**CHALLENGE**
Write out each entry again. Keep every word exactly as it is.

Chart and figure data
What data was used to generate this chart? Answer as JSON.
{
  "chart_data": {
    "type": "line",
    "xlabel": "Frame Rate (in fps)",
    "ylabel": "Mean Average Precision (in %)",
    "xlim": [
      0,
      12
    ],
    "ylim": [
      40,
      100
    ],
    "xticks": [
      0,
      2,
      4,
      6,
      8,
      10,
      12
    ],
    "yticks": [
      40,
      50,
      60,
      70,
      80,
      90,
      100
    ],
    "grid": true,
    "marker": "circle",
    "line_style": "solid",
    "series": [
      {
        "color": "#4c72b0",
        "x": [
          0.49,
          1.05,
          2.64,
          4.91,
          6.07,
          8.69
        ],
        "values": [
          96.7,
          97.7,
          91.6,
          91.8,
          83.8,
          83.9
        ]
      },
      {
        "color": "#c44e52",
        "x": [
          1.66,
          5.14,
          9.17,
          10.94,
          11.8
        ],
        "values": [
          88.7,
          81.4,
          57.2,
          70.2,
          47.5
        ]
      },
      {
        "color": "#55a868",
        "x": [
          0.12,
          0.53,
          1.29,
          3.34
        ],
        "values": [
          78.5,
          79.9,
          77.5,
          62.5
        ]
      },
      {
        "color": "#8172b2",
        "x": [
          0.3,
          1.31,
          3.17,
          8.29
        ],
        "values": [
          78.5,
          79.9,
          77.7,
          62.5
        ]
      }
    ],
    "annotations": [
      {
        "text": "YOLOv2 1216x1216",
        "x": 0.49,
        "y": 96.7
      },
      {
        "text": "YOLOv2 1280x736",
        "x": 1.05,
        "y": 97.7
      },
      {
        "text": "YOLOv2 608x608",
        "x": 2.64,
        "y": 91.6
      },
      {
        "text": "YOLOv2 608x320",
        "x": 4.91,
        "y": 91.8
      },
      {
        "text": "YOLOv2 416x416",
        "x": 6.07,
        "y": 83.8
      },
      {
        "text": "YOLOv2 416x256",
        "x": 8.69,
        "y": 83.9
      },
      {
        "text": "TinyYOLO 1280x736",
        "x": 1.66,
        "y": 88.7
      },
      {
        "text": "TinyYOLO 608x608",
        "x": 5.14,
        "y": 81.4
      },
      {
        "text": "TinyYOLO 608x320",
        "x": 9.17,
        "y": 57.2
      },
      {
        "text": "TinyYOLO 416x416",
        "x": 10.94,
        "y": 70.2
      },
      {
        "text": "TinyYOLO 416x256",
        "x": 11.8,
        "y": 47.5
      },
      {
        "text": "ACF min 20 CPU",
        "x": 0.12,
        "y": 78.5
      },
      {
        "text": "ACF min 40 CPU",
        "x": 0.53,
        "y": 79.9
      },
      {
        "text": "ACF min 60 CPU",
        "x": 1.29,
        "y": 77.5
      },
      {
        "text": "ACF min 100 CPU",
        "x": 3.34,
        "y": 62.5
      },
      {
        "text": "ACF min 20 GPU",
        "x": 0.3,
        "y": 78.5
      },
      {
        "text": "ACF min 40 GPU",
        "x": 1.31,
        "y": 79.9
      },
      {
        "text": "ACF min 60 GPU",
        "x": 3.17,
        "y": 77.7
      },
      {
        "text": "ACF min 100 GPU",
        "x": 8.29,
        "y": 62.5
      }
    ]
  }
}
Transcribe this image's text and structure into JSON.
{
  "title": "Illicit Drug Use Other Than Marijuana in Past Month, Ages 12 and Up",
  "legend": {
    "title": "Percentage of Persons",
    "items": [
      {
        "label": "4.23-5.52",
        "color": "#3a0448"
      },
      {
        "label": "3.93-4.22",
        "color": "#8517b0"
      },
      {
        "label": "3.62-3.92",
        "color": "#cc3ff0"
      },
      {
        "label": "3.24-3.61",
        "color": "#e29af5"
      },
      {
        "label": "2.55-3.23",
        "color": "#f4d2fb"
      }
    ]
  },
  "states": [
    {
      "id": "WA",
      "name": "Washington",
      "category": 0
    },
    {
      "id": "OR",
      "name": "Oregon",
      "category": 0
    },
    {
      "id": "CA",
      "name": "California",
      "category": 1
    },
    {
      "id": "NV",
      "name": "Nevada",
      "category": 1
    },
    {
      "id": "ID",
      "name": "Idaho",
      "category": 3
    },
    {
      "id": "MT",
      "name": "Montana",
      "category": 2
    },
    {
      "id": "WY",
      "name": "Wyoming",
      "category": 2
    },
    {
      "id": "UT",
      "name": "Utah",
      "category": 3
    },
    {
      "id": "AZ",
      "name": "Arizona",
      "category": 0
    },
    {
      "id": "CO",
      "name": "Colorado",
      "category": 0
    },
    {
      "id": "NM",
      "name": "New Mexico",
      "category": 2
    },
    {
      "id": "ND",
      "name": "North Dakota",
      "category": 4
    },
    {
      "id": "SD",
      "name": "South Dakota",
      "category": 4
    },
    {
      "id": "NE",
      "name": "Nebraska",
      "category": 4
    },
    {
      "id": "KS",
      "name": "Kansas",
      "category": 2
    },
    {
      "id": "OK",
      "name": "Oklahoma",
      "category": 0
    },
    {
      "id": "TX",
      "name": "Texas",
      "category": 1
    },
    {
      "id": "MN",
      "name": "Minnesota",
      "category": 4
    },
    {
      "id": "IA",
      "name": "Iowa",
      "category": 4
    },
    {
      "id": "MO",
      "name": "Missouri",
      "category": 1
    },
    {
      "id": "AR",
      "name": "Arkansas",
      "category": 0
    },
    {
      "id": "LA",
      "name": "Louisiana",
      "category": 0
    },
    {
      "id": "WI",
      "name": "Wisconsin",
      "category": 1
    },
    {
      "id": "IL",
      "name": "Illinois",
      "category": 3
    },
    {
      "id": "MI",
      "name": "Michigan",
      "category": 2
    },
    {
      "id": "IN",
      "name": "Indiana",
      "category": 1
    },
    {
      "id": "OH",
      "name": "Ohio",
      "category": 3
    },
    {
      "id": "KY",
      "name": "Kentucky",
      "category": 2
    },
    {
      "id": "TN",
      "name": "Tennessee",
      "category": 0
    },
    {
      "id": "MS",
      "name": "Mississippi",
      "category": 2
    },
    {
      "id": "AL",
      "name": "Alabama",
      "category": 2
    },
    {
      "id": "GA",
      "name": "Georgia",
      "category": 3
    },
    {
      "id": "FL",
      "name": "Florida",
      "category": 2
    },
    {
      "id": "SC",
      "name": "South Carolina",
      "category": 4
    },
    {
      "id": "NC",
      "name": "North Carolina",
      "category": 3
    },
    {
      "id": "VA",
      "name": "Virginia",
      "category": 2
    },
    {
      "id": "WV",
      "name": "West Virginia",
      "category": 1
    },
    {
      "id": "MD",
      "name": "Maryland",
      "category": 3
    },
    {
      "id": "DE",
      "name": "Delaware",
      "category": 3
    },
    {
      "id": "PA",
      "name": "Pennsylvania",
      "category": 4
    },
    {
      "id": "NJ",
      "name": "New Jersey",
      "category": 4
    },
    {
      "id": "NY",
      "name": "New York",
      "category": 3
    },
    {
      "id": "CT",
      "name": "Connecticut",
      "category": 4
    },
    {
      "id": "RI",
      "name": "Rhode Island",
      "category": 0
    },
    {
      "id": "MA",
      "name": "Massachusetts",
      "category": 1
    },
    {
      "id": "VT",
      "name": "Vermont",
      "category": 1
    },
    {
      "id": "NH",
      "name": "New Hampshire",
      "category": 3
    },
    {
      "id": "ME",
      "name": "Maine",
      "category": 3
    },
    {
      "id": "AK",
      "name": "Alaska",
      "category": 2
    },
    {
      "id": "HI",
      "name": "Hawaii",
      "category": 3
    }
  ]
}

**RESULT**
What data was used to generate this chart? Answer as JSON.
{
  "chart_data": {
    "type": "line",
    "xlabel": "Frame Rate (in fps)",
    "ylabel": "Mean Average Precision (in %)",
    "xlim": [
      0,
      12
    ],
    "ylim": [
      40,
      100
    ],
    "xticks": [
      0,
      2,
      4,
      6,
      8,
      10,
      12
    ],
    "yticks": [
      40,
      50,
      60,
      70,
      80,
      90,
      100
    ],
    "grid": true,
    "marker": "circle",
    "line_style": "solid",
    "series": [
      {
        "color": "#4c72b0",
        "x": [
          0.49,
          1.05,
          2.64,
          4.91,
          6.07,
          8.69
        ],
        "values": [
          96.7,
          97.7,
          91.6,
          91.8,
          83.8,
          83.9
        ]
      },
      {
        "color": "#c44e52",
        "x": [
          1.66,
          5.14,
          9.17,
          10.94,
          11.8
        ],
        "values": [
          88.7,
          81.4,
          57.2,
          70.2,
          47.5
        ]
      },
      {
        "color": "#55a868",
        "x": [
          0.12,
          0.53,
          1.29,
          3.34
        ],
        "values": [
          78.5,
          79.9,
          77.5,
          62.5
        ]
      },
      {
        "color": "#8172b2",
        "x": [
          0.3,
          1.31,
          3.17,
          8.29
        ],
        "values": [
          78.5,
          79.9,
          77.7,
          62.5
        ]
      }
    ],
    "annotations": [
      {
        "text": "YOLOv2 1216x1216",
        "x": 0.49,
        "y": 96.7
      },
      {
        "text": "YOLOv2 1280x736",
        "x": 1.05,
        "y": 97.7
      },
      {
        "text": "YOLOv2 608x608",
        "x": 2.64,
        "y": 91.6
      },
      {
        "text": "YOLOv2 608x320",
        "x": 4.91,
        "y": 91.8
      },
      {
        "text": "YOLOv2 416x416",
        "x": 6.07,
        "y": 83.8
      },
      {
        "text": "YOLOv2 416x256",
        "x": 8.69,
        "y": 83.9
      },
      {
        "text": "TinyYOLO 1280x736",
        "x": 1.66,
        "y": 88.7
      },
      {
        "text": "TinyYOLO 608x608",
        "x": 5.14,
        "y": 81.4
      },
      {
        "text": "TinyYOLO 608x320",
        "x": 9.17,
        "y": 57.2
      },
      {
        "text": "TinyYOLO 416x416",
        "x": 10.94,
        "y": 70.2
      },
      {
        "text": "TinyYOLO 416x256",
        "x": 11.8,
        "y": 47.5
      },
      {
        "text": "ACF min 20 CPU",
        "x": 0.12,
        "y": 78.5
      },
      {
        "text": "ACF min 40 CPU",
        "x": 0.53,
        "y": 79.9
      },
      {
        "text": "ACF min 60 CPU",
        "x": 1.29,
        "y": 77.5
      },
      {
        "text": "ACF min 100 CPU",
        "x": 3.34,
        "y": 62.5
      },
      {
        "text": "ACF min 20 GPU",
        "x": 0.3,
        "y": 78.5
      },
      {
        "text": "ACF min 40 GPU",
        "x": 1.31,
        "y": 79.9
      },
      {
        "text": "ACF min 60 GPU",
        "x": 3.17,
        "y": 77.7
      },
      {
        "text": "ACF min 100 GPU",
        "x": 8.29,
        "y": 62.5
      }
    ]
  }
}
Transcribe this image's text and structure into JSON.
{
  "title": "Illicit Drug Use Other Than Marijuana in Past Month, Ages 12 and Up",
  "legend": {
    "title": "Percentage of Persons",
    "items": [
      {
        "label": "4.23-5.52",
        "color": "#3a0448"
      },
      {
        "label": "3.93-4.22",
        "color": "#8517b0"
      },
      {
        "label": "3.62-3.92",
        "color": "#cc3ff0"
      },
      {
        "label": "3.24-3.61",
        "color": "#e29af5"
      },
      {
        "label": "2.55-3.23",
        "color": "#f4d2fb"
      }
    ]
  },
  "states": [
    {
      "id": "WA",
      "name": "Washington",
      "category": 0
    },
    {
      "id": "OR",
      "name": "Oregon",
      "category": 0
    },
    {
      "id": "CA",
      "name": "California",
      "category": 1
    },
    {
      "id": "NV",
      "name": "Nevada",
      "category": 1
    },
    {
      "id": "ID",
      "name": "Idaho",
      "category": 3
    },
    {
      "id": "MT",
      "name": "Montana",
      "category": 2
    },
    {
      "id": "WY",
      "name": "Wyoming",
      "category": 2
    },
    {
      "id": "UT",
      "name": "Utah",
      "category": 3
    },
    {
      "id": "AZ",
      "name": "Arizona",
      "category": 0
    },
    {
      "id": "CO",
      "name": "Colorado",
      "category": 0
    },
    {
      "id": "NM",
      "name": "New Mexico",
      "category": 2
    },
    {
      "id": "ND",
      "name": "North Dakota",
      "category": 4
    },
    {
      "id": "SD",
      "name": "South Dakota",
      "category": 4
    },
    {
      "id": "NE",
      "name": "Nebraska",
      "category": 4
    },
    {
      "id": "KS",
      "name": "Kansas",
      "category": 2
    },
    {
      "id": "OK",
      "name": "Oklahoma",
      "category": 0
    },
    {
      "id": "TX",
      "name": "Texas",
      "category": 1
    },
    {
      "id": "MN",
      "name": "Minnesota",
      "category": 4
    },
    {
      "id": "IA",
      "name": "Iowa",
      "category": 4
    },
    {
      "id": "MO",
      "name": "Missouri",
      "category": 1
    },
    {
      "id": "AR",
      "name": "Arkansas",
      "category": 0
    },
    {
      "id": "LA",
      "name": "Louisiana",
      "category": 0
    },
    {
      "id": "WI",
      "name": "Wisconsin",
      "category": 1
    },
    {
      "id": "IL",
      "name": "Illinois",
      "category": 3
    },
    {
      "id": "MI",
      "name": "Michigan",
      "category": 2
    },
    {
      "id": "IN",
      "name": "Indiana",
      "category": 1
    },
    {
      "id": "OH",
      "name": "Ohio",
      "category": 3
    },
    {
      "id": "KY",
      "name": "Kentucky",
      "category": 2
    },
    {
      "id": "TN",
      "name": "Tennessee",
      "category": 0
    },
    {
      "id": "MS",
      "name": "Mississippi",
      "category": 2
    },
    {
      "id": "AL",
      "name": "Alabama",
      "category": 2
    },
    {
      "id": "GA",
      "name": "Georgia",
      "category": 3
    },
    {
      "id": "FL",
      "name": "Florida",
      "category": 2
    },
    {
      "id": "SC",
      "name": "South Carolina",
      "category": 4
    },
    {
      "id": "NC",
      "name": "North Carolina",
      "category": 3
    },
    {
      "id": "VA",
      "name": "Virginia",
      "category": 2
    },
    {
      "id": "WV",
      "name": "West Virginia",
      "category": 1
    },
    {
      "id": "MD",
      "name": "Maryland",
      "category": 3
    },
    {
      "id": "DE",
      "name": "Delaware",
      "category": 3
    },
    {
      "id": "PA",
      "name": "Pennsylvania",
      "category": 4
    },
    {
      "id": "NJ",
      "name": "New Jersey",
      "category": 4
    },
    {
      "id": "NY",
      "name": "New York",
      "category": 3
    },
    {
      "id": "CT",
      "name": "Connecticut",
      "category": 4
    },
    {
      "id": "RI",
      "name": "Rhode Island",
      "category": 0
    },
    {
      "id": "MA",
      "name": "Massachusetts",
      "category": 1
    },
    {
      "id": "VT",
      "name": "Vermont",
      "category": 1
    },
    {
      "id": "NH",
      "name": "New Hampshire",
      "category": 3
    },
    {
      "id": "ME",
      "name": "Maine",
      "category": 3
    },
    {
      "id": "AK",
      "name": "Alaska",
      "category": 2
    },
    {
      "id": "HI",
      "name": "Hawaii",
      "category": 3
    }
  ]
}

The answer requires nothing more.